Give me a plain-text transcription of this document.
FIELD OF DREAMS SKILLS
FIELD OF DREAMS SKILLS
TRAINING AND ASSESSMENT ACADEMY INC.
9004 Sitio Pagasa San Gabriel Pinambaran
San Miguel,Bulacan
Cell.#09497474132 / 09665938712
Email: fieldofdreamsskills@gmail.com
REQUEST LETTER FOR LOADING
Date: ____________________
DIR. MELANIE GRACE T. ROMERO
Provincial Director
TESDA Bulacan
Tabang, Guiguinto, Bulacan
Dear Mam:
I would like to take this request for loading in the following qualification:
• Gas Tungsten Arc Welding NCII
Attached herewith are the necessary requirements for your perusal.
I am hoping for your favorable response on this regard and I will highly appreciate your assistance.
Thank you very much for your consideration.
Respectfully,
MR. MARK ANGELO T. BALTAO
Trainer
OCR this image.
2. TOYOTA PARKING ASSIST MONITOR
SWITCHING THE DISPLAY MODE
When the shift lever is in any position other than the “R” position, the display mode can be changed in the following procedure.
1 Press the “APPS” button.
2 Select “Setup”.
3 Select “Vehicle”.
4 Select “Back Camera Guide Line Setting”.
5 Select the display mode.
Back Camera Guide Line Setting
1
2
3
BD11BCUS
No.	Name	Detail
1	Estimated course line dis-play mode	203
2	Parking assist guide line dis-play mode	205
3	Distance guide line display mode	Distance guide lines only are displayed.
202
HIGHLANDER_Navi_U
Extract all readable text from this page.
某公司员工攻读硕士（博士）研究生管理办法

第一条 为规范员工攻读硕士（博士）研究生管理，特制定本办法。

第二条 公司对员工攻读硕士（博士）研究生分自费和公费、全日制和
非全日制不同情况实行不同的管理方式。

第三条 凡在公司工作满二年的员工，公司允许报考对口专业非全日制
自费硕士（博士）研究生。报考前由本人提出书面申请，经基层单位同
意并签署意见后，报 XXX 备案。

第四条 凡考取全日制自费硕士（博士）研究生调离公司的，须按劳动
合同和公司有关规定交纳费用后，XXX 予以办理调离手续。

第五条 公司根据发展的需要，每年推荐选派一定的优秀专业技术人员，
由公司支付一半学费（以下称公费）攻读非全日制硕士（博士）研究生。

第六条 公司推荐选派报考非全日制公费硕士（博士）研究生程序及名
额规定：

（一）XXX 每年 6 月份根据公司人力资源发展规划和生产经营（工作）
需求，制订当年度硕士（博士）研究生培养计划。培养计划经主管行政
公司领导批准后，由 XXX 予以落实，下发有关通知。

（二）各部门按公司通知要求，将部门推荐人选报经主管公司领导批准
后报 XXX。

§ §

## Task directions
Give every line of the material that includes the string "text".

## Answer
Give me a plain-text transcription of this document.
Extract all readable text from this page.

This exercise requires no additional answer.